### Aim of the exercise
Look below for the line with "Extract all readable text from this page.". Extract that line and each one after it through the last, word for word.

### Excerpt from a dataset
• • • • •
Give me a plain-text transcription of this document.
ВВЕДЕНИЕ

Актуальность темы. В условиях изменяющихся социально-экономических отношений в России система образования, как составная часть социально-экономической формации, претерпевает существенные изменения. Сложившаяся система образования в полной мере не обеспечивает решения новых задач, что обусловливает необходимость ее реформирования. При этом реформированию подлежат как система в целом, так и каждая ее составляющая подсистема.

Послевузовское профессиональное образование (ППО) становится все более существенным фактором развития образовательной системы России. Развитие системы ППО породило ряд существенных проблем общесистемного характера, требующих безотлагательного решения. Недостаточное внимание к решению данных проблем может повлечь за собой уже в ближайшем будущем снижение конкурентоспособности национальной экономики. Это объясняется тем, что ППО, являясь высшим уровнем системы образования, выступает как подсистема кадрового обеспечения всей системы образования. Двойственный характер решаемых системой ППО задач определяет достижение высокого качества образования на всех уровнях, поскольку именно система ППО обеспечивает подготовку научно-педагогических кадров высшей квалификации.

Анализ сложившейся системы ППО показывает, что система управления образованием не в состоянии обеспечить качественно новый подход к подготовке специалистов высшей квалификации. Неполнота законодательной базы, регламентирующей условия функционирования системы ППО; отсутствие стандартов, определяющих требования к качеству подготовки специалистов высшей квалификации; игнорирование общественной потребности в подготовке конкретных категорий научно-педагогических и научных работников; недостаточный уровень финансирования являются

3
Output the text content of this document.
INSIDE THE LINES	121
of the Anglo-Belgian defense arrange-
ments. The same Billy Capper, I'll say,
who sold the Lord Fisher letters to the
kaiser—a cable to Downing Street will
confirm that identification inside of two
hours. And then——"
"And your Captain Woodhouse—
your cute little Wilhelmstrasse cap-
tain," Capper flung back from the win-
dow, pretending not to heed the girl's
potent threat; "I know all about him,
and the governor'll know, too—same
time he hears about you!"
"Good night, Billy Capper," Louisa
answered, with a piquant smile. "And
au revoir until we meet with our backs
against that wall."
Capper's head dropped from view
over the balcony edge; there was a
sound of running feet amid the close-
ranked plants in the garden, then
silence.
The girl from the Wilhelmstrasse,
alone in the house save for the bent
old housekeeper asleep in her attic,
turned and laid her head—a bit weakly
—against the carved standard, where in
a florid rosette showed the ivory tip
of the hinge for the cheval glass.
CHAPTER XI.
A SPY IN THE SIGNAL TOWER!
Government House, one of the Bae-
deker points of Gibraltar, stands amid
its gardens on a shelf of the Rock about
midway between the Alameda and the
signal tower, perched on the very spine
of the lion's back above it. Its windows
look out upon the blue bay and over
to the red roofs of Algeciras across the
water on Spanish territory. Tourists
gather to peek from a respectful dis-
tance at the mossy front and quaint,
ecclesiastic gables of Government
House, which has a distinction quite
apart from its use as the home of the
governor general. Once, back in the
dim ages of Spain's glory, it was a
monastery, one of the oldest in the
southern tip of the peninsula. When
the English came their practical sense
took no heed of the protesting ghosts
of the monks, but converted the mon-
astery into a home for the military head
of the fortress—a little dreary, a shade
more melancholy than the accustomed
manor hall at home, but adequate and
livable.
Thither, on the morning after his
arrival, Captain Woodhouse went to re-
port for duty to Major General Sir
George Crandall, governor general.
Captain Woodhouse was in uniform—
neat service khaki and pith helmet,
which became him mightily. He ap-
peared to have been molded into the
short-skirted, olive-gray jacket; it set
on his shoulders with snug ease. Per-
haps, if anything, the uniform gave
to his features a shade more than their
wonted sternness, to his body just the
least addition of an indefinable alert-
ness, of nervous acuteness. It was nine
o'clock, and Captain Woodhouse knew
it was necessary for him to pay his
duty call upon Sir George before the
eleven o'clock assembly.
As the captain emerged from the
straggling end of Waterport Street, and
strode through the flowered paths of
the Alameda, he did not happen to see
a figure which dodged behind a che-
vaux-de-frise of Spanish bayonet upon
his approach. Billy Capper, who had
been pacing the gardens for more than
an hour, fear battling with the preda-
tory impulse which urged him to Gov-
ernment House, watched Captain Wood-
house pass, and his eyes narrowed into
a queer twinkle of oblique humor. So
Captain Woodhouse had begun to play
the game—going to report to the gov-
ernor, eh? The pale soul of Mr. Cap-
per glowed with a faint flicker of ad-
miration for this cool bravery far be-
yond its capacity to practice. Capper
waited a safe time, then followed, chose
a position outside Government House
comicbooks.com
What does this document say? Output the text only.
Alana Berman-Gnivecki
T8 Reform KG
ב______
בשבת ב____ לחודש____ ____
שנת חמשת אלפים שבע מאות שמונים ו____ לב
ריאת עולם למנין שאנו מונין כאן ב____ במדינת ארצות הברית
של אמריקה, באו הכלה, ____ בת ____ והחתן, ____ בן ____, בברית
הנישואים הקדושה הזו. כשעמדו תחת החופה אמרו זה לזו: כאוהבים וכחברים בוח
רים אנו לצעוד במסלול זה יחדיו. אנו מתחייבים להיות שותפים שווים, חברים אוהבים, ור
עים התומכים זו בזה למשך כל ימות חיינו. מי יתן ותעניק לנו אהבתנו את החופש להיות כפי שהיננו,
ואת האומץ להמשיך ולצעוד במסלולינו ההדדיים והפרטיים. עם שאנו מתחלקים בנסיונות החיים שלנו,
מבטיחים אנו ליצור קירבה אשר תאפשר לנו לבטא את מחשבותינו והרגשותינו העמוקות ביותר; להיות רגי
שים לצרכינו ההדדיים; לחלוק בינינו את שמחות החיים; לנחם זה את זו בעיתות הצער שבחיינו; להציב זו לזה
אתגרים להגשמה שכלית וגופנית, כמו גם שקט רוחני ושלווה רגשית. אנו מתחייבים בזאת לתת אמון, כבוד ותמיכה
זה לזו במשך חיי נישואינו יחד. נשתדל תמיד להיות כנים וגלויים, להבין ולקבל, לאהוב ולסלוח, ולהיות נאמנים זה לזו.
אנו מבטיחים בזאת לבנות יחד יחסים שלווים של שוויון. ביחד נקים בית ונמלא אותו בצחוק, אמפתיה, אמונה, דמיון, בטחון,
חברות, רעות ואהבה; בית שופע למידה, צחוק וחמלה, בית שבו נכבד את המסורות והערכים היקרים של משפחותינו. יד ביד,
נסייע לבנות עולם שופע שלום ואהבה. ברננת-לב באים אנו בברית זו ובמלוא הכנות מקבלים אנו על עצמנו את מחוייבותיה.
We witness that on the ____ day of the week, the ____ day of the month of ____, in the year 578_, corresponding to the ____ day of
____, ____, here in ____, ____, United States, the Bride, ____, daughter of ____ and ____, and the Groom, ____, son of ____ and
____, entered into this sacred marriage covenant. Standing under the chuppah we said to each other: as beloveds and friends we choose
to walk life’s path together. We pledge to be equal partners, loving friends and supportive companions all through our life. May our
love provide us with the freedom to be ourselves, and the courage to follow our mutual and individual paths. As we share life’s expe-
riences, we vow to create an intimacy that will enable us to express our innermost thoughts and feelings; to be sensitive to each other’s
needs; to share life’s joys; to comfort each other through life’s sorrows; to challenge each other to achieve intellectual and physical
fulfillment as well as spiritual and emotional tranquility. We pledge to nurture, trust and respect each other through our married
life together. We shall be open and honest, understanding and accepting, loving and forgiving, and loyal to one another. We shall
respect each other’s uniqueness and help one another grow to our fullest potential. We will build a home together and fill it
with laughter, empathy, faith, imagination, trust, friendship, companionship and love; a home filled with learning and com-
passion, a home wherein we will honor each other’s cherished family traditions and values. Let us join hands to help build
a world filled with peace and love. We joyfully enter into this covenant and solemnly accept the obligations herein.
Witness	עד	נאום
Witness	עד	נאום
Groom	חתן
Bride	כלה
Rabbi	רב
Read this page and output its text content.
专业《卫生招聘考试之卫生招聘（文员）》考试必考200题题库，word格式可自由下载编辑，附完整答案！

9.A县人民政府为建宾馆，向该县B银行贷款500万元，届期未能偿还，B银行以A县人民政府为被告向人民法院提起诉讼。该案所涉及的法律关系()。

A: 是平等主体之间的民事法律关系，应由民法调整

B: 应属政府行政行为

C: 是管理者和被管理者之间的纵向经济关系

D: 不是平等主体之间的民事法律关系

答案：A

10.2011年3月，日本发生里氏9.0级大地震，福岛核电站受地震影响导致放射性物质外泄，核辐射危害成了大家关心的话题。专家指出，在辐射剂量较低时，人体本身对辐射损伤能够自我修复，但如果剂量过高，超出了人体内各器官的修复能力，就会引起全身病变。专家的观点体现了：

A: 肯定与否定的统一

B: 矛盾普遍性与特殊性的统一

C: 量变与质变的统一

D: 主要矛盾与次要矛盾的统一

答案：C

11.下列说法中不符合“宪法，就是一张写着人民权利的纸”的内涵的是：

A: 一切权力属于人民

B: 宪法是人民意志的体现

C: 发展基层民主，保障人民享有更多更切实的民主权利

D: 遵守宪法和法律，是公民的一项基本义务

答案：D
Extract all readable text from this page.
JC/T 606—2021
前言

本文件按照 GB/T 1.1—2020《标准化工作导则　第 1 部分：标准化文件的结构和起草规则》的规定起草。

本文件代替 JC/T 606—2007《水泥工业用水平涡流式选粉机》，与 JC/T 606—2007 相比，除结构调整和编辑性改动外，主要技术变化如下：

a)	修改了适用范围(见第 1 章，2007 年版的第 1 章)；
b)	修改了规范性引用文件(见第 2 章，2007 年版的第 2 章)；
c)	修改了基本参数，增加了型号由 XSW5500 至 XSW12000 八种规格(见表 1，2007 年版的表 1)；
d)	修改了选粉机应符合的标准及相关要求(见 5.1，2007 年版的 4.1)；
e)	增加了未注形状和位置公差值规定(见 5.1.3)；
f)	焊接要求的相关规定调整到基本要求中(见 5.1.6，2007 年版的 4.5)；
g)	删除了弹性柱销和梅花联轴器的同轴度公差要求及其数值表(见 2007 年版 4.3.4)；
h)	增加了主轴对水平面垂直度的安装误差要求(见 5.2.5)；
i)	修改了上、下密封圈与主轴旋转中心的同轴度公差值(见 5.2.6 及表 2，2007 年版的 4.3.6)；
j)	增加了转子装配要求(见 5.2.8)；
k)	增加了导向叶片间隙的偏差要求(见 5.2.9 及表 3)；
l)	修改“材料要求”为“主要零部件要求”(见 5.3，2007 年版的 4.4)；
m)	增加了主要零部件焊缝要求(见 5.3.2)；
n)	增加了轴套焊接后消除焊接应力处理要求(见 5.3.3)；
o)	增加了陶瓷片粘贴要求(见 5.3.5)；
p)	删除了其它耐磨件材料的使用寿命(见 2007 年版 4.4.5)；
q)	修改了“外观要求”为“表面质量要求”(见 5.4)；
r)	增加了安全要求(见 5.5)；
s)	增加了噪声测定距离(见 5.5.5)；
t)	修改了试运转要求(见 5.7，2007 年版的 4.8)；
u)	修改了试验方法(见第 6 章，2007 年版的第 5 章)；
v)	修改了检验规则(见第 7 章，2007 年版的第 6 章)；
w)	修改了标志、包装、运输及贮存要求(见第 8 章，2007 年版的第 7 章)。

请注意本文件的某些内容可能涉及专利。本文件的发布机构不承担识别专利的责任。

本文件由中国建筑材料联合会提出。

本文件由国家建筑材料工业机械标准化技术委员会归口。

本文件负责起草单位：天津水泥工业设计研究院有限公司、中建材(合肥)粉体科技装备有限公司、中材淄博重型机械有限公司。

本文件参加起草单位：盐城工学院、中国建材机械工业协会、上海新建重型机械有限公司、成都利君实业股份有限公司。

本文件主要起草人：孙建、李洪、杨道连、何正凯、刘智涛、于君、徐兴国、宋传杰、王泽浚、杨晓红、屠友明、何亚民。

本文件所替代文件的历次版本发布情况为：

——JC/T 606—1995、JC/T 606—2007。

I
• • • • •
### Answer to the task
Extract all readable text from this page.
JC/T 606—2021
前言

本文件按照 GB/T 1.1—2020《标准化工作导则　第 1 部分：标准化文件的结构和起草规则》的规定起草。

本文件代替 JC/T 606—2007《水泥工业用水平涡流式选粉机》，与 JC/T 606—2007 相比，除结构调整和编辑性改动外，主要技术变化如下：

a)	修改了适用范围(见第 1 章，2007 年版的第 1 章)；
b)	修改了规范性引用文件(见第 2 章，2007 年版的第 2 章)；
c)	修改了基本参数，增加了型号由 XSW5500 至 XSW12000 八种规格(见表 1，2007 年版的表 1)；
d)	修改了选粉机应符合的标准及相关要求(见 5.1，2007 年版的 4.1)；
e)	增加了未注形状和位置公差值规定(见 5.1.3)；
f)	焊接要求的相关规定调整到基本要求中(见 5.1.6，2007 年版的 4.5)；
g)	删除了弹性柱销和梅花联轴器的同轴度公差要求及其数值表(见 2007 年版 4.3.4)；
h)	增加了主轴对水平面垂直度的安装误差要求(见 5.2.5)；
i)	修改了上、下密封圈与主轴旋转中心的同轴度公差值(见 5.2.6 及表 2，2007 年版的 4.3.6)；
j)	增加了转子装配要求(见 5.2.8)；
k)	增加了导向叶片间隙的偏差要求(见 5.2.9 及表 3)；
l)	修改“材料要求”为“主要零部件要求”(见 5.3，2007 年版的 4.4)；
m)	增加了主要零部件焊缝要求(见 5.3.2)；
n)	增加了轴套焊接后消除焊接应力处理要求(见 5.3.3)；
o)	增加了陶瓷片粘贴要求(见 5.3.5)；
p)	删除了其它耐磨件材料的使用寿命(见 2007 年版 4.4.5)；
q)	修改了“外观要求”为“表面质量要求”(见 5.4)；
r)	增加了安全要求(见 5.5)；
s)	增加了噪声测定距离(见 5.5.5)；
t)	修改了试运转要求(见 5.7，2007 年版的 4.8)；
u)	修改了试验方法(见第 6 章，2007 年版的第 5 章)；
v)	修改了检验规则(见第 7 章，2007 年版的第 6 章)；
w)	修改了标志、包装、运输及贮存要求(见第 8 章，2007 年版的第 7 章)。

请注意本文件的某些内容可能涉及专利。本文件的发布机构不承担识别专利的责任。

本文件由中国建筑材料联合会提出。

本文件由国家建筑材料工业机械标准化技术委员会归口。

本文件负责起草单位：天津水泥工业设计研究院有限公司、中建材(合肥)粉体科技装备有限公司、中材淄博重型机械有限公司。

本文件参加起草单位：盐城工学院、中国建材机械工业协会、上海新建重型机械有限公司、成都利君实业股份有限公司。

本文件主要起草人：孙建、李洪、杨道连、何正凯、刘智涛、于君、徐兴国、宋传杰、王泽浚、杨晓红、屠友明、何亚民。

本文件所替代文件的历次版本发布情况为：

——JC/T 606—1995、JC/T 606—2007。

I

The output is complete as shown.